— Start Data shown —

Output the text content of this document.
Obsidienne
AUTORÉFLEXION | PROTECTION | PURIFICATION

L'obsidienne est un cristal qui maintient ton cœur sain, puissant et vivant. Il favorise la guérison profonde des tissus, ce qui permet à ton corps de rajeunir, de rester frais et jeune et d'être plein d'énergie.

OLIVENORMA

— End Data shown —
— Start Data shown —

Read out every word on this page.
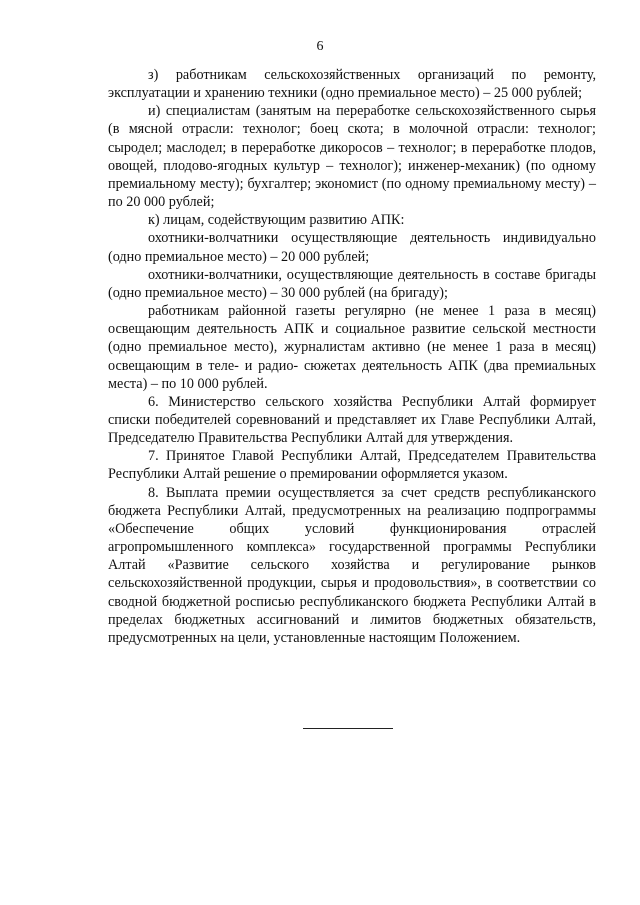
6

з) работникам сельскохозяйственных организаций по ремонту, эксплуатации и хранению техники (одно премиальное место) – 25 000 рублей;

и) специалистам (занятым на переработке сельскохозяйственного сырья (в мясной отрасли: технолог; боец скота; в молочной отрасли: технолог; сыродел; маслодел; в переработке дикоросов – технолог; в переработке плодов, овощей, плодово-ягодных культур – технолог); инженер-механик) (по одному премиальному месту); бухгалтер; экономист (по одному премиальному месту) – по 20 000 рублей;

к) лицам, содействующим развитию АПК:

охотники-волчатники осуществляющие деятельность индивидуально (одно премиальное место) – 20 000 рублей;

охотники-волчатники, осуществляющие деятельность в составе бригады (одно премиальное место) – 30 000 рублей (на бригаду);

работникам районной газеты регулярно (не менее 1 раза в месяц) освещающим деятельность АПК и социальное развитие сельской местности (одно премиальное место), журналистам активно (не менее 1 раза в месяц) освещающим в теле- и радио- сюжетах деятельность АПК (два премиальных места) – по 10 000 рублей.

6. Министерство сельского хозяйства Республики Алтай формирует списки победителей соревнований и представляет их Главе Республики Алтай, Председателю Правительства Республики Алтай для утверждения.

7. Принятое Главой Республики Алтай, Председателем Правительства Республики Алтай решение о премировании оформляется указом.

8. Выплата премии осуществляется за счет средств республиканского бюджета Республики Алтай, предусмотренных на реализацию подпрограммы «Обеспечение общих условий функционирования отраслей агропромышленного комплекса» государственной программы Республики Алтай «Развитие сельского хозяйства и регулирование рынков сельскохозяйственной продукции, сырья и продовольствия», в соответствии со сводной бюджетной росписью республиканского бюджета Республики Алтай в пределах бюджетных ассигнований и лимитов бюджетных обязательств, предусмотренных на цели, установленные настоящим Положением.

— End Data shown —
— Start Data shown —

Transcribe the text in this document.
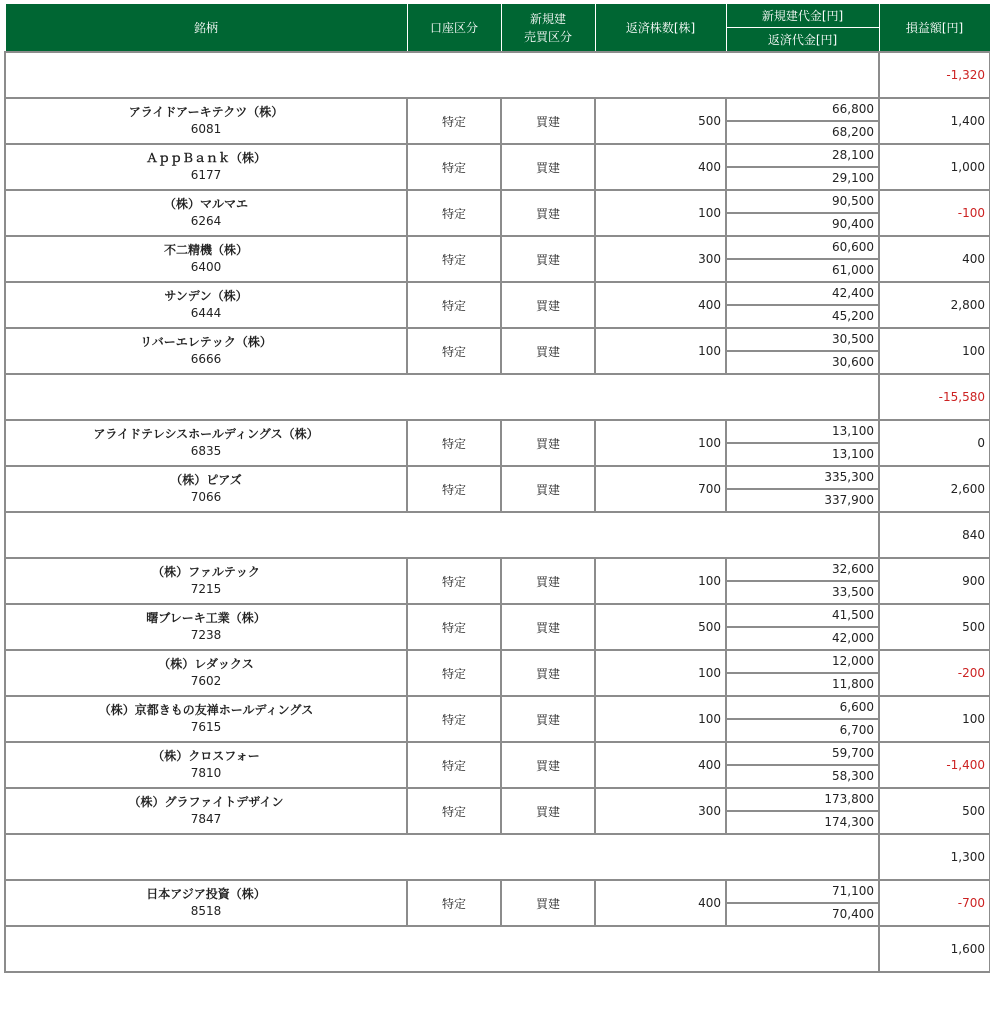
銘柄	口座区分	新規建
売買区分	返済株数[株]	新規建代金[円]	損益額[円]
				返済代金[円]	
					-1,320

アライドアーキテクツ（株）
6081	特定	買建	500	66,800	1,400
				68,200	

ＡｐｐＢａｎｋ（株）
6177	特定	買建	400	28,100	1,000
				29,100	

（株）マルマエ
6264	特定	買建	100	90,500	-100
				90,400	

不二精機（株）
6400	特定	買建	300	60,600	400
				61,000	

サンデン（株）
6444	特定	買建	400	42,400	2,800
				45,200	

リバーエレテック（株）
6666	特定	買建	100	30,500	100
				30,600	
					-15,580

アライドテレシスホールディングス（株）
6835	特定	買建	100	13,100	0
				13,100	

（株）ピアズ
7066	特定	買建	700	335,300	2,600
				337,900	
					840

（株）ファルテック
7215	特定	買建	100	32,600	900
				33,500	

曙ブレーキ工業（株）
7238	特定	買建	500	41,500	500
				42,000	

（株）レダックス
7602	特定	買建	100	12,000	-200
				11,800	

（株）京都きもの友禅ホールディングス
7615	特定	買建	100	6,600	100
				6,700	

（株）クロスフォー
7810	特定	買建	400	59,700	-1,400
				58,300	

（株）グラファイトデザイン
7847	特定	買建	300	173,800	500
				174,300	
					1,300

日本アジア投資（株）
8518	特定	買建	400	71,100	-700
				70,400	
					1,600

— End Data shown —

- [Aim of the task]: From the listing, copy every line where the string "this" appears.

- [Answer to the task]:
Output the text content of this document.
Read out every word on this page.
Transcribe the text in this document.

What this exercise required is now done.